** START Extracted data **

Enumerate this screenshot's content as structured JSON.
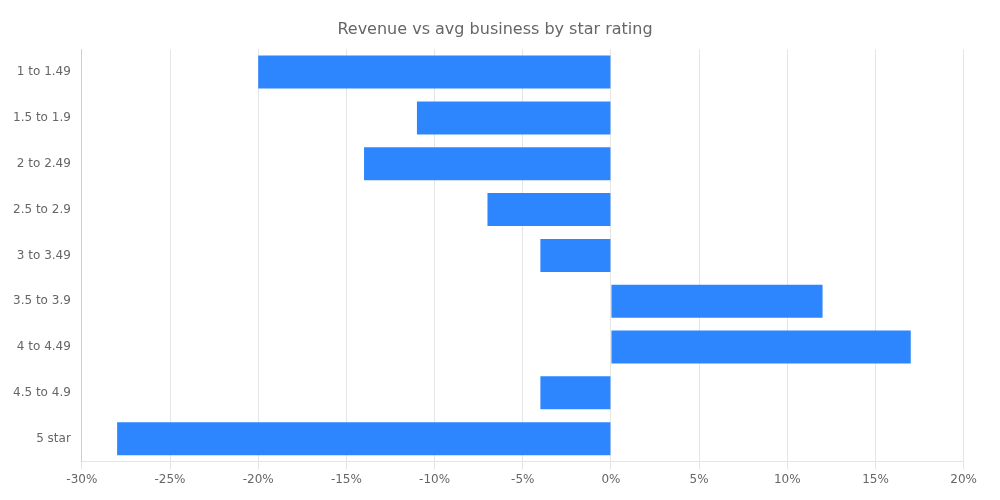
{
  "chart_data": {
    "type": "bar",
    "orientation": "horizontal",
    "title": "Revenue vs avg business by star rating",
    "categories": [
      "1 to 1.49",
      "1.5 to 1.9",
      "2 to 2.49",
      "2.5 to 2.9",
      "3 to 3.49",
      "3.5 to 3.9",
      "4 to 4.49",
      "4.5 to 4.9",
      "5 star"
    ],
    "values": [
      -20,
      -11,
      -14,
      -7,
      -4,
      12,
      17,
      -4,
      -28
    ],
    "color": "#2e86ff",
    "xlim": [
      -30,
      20
    ],
    "xticks": [
      {
        "value": -30,
        "label": "-30%"
      },
      {
        "value": -25,
        "label": "-25%"
      },
      {
        "value": -20,
        "label": "-20%"
      },
      {
        "value": -15,
        "label": "-15%"
      },
      {
        "value": -10,
        "label": "-10%"
      },
      {
        "value": -5,
        "label": "-5%"
      },
      {
        "value": 0,
        "label": "0%"
      },
      {
        "value": 5,
        "label": "5%"
      },
      {
        "value": 10,
        "label": "10%"
      },
      {
        "value": 15,
        "label": "15%"
      },
      {
        "value": 20,
        "label": "20%"
      }
    ],
    "grid": true
  }
}
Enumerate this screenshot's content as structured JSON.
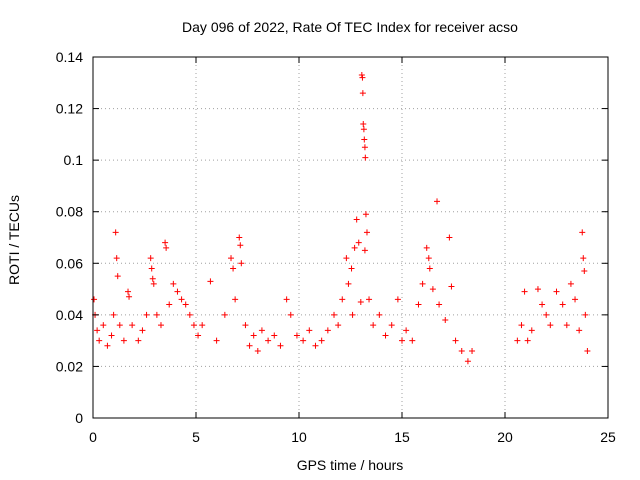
{
  "chart_data": {
    "type": "scatter",
    "title": "Day 096 of 2022, Rate Of TEC Index for receiver acso",
    "xlabel": "GPS time / hours",
    "ylabel": "ROTI / TECUs",
    "xlim": [
      0,
      25
    ],
    "ylim": [
      0,
      0.14
    ],
    "xticks": [
      0,
      5,
      10,
      15,
      20,
      25
    ],
    "yticks": [
      0,
      0.02,
      0.04,
      0.06,
      0.08,
      0.1,
      0.12,
      0.14
    ],
    "xtick_labels": [
      "0",
      "5",
      "10",
      "15",
      "20",
      "25"
    ],
    "ytick_labels": [
      "0",
      "0.02",
      "0.04",
      "0.06",
      "0.08",
      "0.1",
      "0.12",
      "0.14"
    ],
    "grid": true,
    "marker": "+",
    "marker_color": "#ff0000",
    "gaps": [
      [
        18.5,
        20.5
      ]
    ],
    "series": [
      {
        "points": [
          [
            0.05,
            0.046
          ],
          [
            0.1,
            0.04
          ],
          [
            0.2,
            0.034
          ],
          [
            0.3,
            0.03
          ],
          [
            0.5,
            0.036
          ],
          [
            0.7,
            0.028
          ],
          [
            0.9,
            0.032
          ],
          [
            1.1,
            0.072
          ],
          [
            1.15,
            0.062
          ],
          [
            1.2,
            0.055
          ],
          [
            1.0,
            0.04
          ],
          [
            1.3,
            0.036
          ],
          [
            1.5,
            0.03
          ],
          [
            1.7,
            0.049
          ],
          [
            1.75,
            0.047
          ],
          [
            1.9,
            0.036
          ],
          [
            2.2,
            0.03
          ],
          [
            2.4,
            0.034
          ],
          [
            2.6,
            0.04
          ],
          [
            2.8,
            0.062
          ],
          [
            2.85,
            0.058
          ],
          [
            2.9,
            0.054
          ],
          [
            2.95,
            0.052
          ],
          [
            3.1,
            0.04
          ],
          [
            3.3,
            0.036
          ],
          [
            3.5,
            0.068
          ],
          [
            3.55,
            0.066
          ],
          [
            3.7,
            0.044
          ],
          [
            3.9,
            0.052
          ],
          [
            4.1,
            0.049
          ],
          [
            4.3,
            0.046
          ],
          [
            4.5,
            0.044
          ],
          [
            4.7,
            0.04
          ],
          [
            4.9,
            0.036
          ],
          [
            5.1,
            0.032
          ],
          [
            5.3,
            0.036
          ],
          [
            5.7,
            0.053
          ],
          [
            6.0,
            0.03
          ],
          [
            6.4,
            0.04
          ],
          [
            6.7,
            0.062
          ],
          [
            6.8,
            0.058
          ],
          [
            6.9,
            0.046
          ],
          [
            7.1,
            0.07
          ],
          [
            7.15,
            0.067
          ],
          [
            7.2,
            0.06
          ],
          [
            7.4,
            0.036
          ],
          [
            7.6,
            0.028
          ],
          [
            7.8,
            0.032
          ],
          [
            8.0,
            0.026
          ],
          [
            8.2,
            0.034
          ],
          [
            8.5,
            0.03
          ],
          [
            8.8,
            0.032
          ],
          [
            9.1,
            0.028
          ],
          [
            9.4,
            0.046
          ],
          [
            9.6,
            0.04
          ],
          [
            9.9,
            0.032
          ],
          [
            10.2,
            0.03
          ],
          [
            10.5,
            0.034
          ],
          [
            10.8,
            0.028
          ],
          [
            11.1,
            0.03
          ],
          [
            11.4,
            0.034
          ],
          [
            11.7,
            0.04
          ],
          [
            11.9,
            0.036
          ],
          [
            12.1,
            0.046
          ],
          [
            12.3,
            0.062
          ],
          [
            12.4,
            0.052
          ],
          [
            12.55,
            0.058
          ],
          [
            12.6,
            0.04
          ],
          [
            12.7,
            0.066
          ],
          [
            12.8,
            0.077
          ],
          [
            12.9,
            0.068
          ],
          [
            13.0,
            0.045
          ],
          [
            13.05,
            0.133
          ],
          [
            13.08,
            0.132
          ],
          [
            13.1,
            0.126
          ],
          [
            13.12,
            0.114
          ],
          [
            13.15,
            0.112
          ],
          [
            13.17,
            0.108
          ],
          [
            13.2,
            0.105
          ],
          [
            13.22,
            0.101
          ],
          [
            13.25,
            0.079
          ],
          [
            13.3,
            0.072
          ],
          [
            13.2,
            0.065
          ],
          [
            13.4,
            0.046
          ],
          [
            13.6,
            0.036
          ],
          [
            13.9,
            0.04
          ],
          [
            14.2,
            0.032
          ],
          [
            14.5,
            0.036
          ],
          [
            14.8,
            0.046
          ],
          [
            15.0,
            0.03
          ],
          [
            15.2,
            0.034
          ],
          [
            15.5,
            0.03
          ],
          [
            15.8,
            0.044
          ],
          [
            16.0,
            0.052
          ],
          [
            16.2,
            0.066
          ],
          [
            16.3,
            0.062
          ],
          [
            16.35,
            0.058
          ],
          [
            16.5,
            0.05
          ],
          [
            16.7,
            0.084
          ],
          [
            16.8,
            0.044
          ],
          [
            17.1,
            0.038
          ],
          [
            17.3,
            0.07
          ],
          [
            17.4,
            0.051
          ],
          [
            17.6,
            0.03
          ],
          [
            17.9,
            0.026
          ],
          [
            18.2,
            0.022
          ],
          [
            18.4,
            0.026
          ],
          [
            20.6,
            0.03
          ],
          [
            20.8,
            0.036
          ],
          [
            20.95,
            0.049
          ],
          [
            21.1,
            0.03
          ],
          [
            21.3,
            0.034
          ],
          [
            21.6,
            0.05
          ],
          [
            21.8,
            0.044
          ],
          [
            22.0,
            0.04
          ],
          [
            22.2,
            0.036
          ],
          [
            22.5,
            0.049
          ],
          [
            22.8,
            0.044
          ],
          [
            23.0,
            0.036
          ],
          [
            23.2,
            0.052
          ],
          [
            23.4,
            0.046
          ],
          [
            23.6,
            0.034
          ],
          [
            23.75,
            0.072
          ],
          [
            23.8,
            0.062
          ],
          [
            23.85,
            0.057
          ],
          [
            23.9,
            0.04
          ],
          [
            24.0,
            0.026
          ]
        ]
      }
    ]
  }
}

** END Extracted data **

Stated goal:
Each record should be quoted exactly, with the images omitted.

Reply to the task:
Enumerate this screenshot's content as structured JSON.
{
  "chart_data": {
    "type": "bar",
    "orientation": "horizontal",
    "title": "Revenue vs avg business by star rating",
    "categories": [
      "1 to 1.49",
      "1.5 to 1.9",
      "2 to 2.49",
      "2.5 to 2.9",
      "3 to 3.49",
      "3.5 to 3.9",
      "4 to 4.49",
      "4.5 to 4.9",
      "5 star"
    ],
    "values": [
      -20,
      -11,
      -14,
      -7,
      -4,
      12,
      17,
      -4,
      -28
    ],
    "color": "#2e86ff",
    "xlim": [
      -30,
      20
    ],
    "xticks": [
      {
        "value": -30,
        "label": "-30%"
      },
      {
        "value": -25,
        "label": "-25%"
      },
      {
        "value": -20,
        "label": "-20%"
      },
      {
        "value": -15,
        "label": "-15%"
      },
      {
        "value": -10,
        "label": "-10%"
      },
      {
        "value": -5,
        "label": "-5%"
      },
      {
        "value": 0,
        "label": "0%"
      },
      {
        "value": 5,
        "label": "5%"
      },
      {
        "value": 10,
        "label": "10%"
      },
      {
        "value": 15,
        "label": "15%"
      },
      {
        "value": 20,
        "label": "20%"
      }
    ],
    "grid": true
  }
}
Enumerate this screenshot's content as structured JSON.
{
  "chart_data": {
    "type": "scatter",
    "title": "Day 096 of 2022, Rate Of TEC Index for receiver acso",
    "xlabel": "GPS time / hours",
    "ylabel": "ROTI / TECUs",
    "xlim": [
      0,
      25
    ],
    "ylim": [
      0,
      0.14
    ],
    "xticks": [
      0,
      5,
      10,
      15,
      20,
      25
    ],
    "yticks": [
      0,
      0.02,
      0.04,
      0.06,
      0.08,
      0.1,
      0.12,
      0.14
    ],
    "xtick_labels": [
      "0",
      "5",
      "10",
      "15",
      "20",
      "25"
    ],
    "ytick_labels": [
      "0",
      "0.02",
      "0.04",
      "0.06",
      "0.08",
      "0.1",
      "0.12",
      "0.14"
    ],
    "grid": true,
    "marker": "+",
    "marker_color": "#ff0000",
    "gaps": [
      [
        18.5,
        20.5
      ]
    ],
    "series": [
      {
        "points": [
          [
            0.05,
            0.046
          ],
          [
            0.1,
            0.04
          ],
          [
            0.2,
            0.034
          ],
          [
            0.3,
            0.03
          ],
          [
            0.5,
            0.036
          ],
          [
            0.7,
            0.028
          ],
          [
            0.9,
            0.032
          ],
          [
            1.1,
            0.072
          ],
          [
            1.15,
            0.062
          ],
          [
            1.2,
            0.055
          ],
          [
            1.0,
            0.04
          ],
          [
            1.3,
            0.036
          ],
          [
            1.5,
            0.03
          ],
          [
            1.7,
            0.049
          ],
          [
            1.75,
            0.047
          ],
          [
            1.9,
            0.036
          ],
          [
            2.2,
            0.03
          ],
          [
            2.4,
            0.034
          ],
          [
            2.6,
            0.04
          ],
          [
            2.8,
            0.062
          ],
          [
            2.85,
            0.058
          ],
          [
            2.9,
            0.054
          ],
          [
            2.95,
            0.052
          ],
          [
            3.1,
            0.04
          ],
          [
            3.3,
            0.036
          ],
          [
            3.5,
            0.068
          ],
          [
            3.55,
            0.066
          ],
          [
            3.7,
            0.044
          ],
          [
            3.9,
            0.052
          ],
          [
            4.1,
            0.049
          ],
          [
            4.3,
            0.046
          ],
          [
            4.5,
            0.044
          ],
          [
            4.7,
            0.04
          ],
          [
            4.9,
            0.036
          ],
          [
            5.1,
            0.032
          ],
          [
            5.3,
            0.036
          ],
          [
            5.7,
            0.053
          ],
          [
            6.0,
            0.03
          ],
          [
            6.4,
            0.04
          ],
          [
            6.7,
            0.062
          ],
          [
            6.8,
            0.058
          ],
          [
            6.9,
            0.046
          ],
          [
            7.1,
            0.07
          ],
          [
            7.15,
            0.067
          ],
          [
            7.2,
            0.06
          ],
          [
            7.4,
            0.036
          ],
          [
            7.6,
            0.028
          ],
          [
            7.8,
            0.032
          ],
          [
            8.0,
            0.026
          ],
          [
            8.2,
            0.034
          ],
          [
            8.5,
            0.03
          ],
          [
            8.8,
            0.032
          ],
          [
            9.1,
            0.028
          ],
          [
            9.4,
            0.046
          ],
          [
            9.6,
            0.04
          ],
          [
            9.9,
            0.032
          ],
          [
            10.2,
            0.03
          ],
          [
            10.5,
            0.034
          ],
          [
            10.8,
            0.028
          ],
          [
            11.1,
            0.03
          ],
          [
            11.4,
            0.034
          ],
          [
            11.7,
            0.04
          ],
          [
            11.9,
            0.036
          ],
          [
            12.1,
            0.046
          ],
          [
            12.3,
            0.062
          ],
          [
            12.4,
            0.052
          ],
          [
            12.55,
            0.058
          ],
          [
            12.6,
            0.04
          ],
          [
            12.7,
            0.066
          ],
          [
            12.8,
            0.077
          ],
          [
            12.9,
            0.068
          ],
          [
            13.0,
            0.045
          ],
          [
            13.05,
            0.133
          ],
          [
            13.08,
            0.132
          ],
          [
            13.1,
            0.126
          ],
          [
            13.12,
            0.114
          ],
          [
            13.15,
            0.112
          ],
          [
            13.17,
            0.108
          ],
          [
            13.2,
            0.105
          ],
          [
            13.22,
            0.101
          ],
          [
            13.25,
            0.079
          ],
          [
            13.3,
            0.072
          ],
          [
            13.2,
            0.065
          ],
          [
            13.4,
            0.046
          ],
          [
            13.6,
            0.036
          ],
          [
            13.9,
            0.04
          ],
          [
            14.2,
            0.032
          ],
          [
            14.5,
            0.036
          ],
          [
            14.8,
            0.046
          ],
          [
            15.0,
            0.03
          ],
          [
            15.2,
            0.034
          ],
          [
            15.5,
            0.03
          ],
          [
            15.8,
            0.044
          ],
          [
            16.0,
            0.052
          ],
          [
            16.2,
            0.066
          ],
          [
            16.3,
            0.062
          ],
          [
            16.35,
            0.058
          ],
          [
            16.5,
            0.05
          ],
          [
            16.7,
            0.084
          ],
          [
            16.8,
            0.044
          ],
          [
            17.1,
            0.038
          ],
          [
            17.3,
            0.07
          ],
          [
            17.4,
            0.051
          ],
          [
            17.6,
            0.03
          ],
          [
            17.9,
            0.026
          ],
          [
            18.2,
            0.022
          ],
          [
            18.4,
            0.026
          ],
          [
            20.6,
            0.03
          ],
          [
            20.8,
            0.036
          ],
          [
            20.95,
            0.049
          ],
          [
            21.1,
            0.03
          ],
          [
            21.3,
            0.034
          ],
          [
            21.6,
            0.05
          ],
          [
            21.8,
            0.044
          ],
          [
            22.0,
            0.04
          ],
          [
            22.2,
            0.036
          ],
          [
            22.5,
            0.049
          ],
          [
            22.8,
            0.044
          ],
          [
            23.0,
            0.036
          ],
          [
            23.2,
            0.052
          ],
          [
            23.4,
            0.046
          ],
          [
            23.6,
            0.034
          ],
          [
            23.75,
            0.072
          ],
          [
            23.8,
            0.062
          ],
          [
            23.85,
            0.057
          ],
          [
            23.9,
            0.04
          ],
          [
            24.0,
            0.026
          ]
        ]
      }
    ]
  }
}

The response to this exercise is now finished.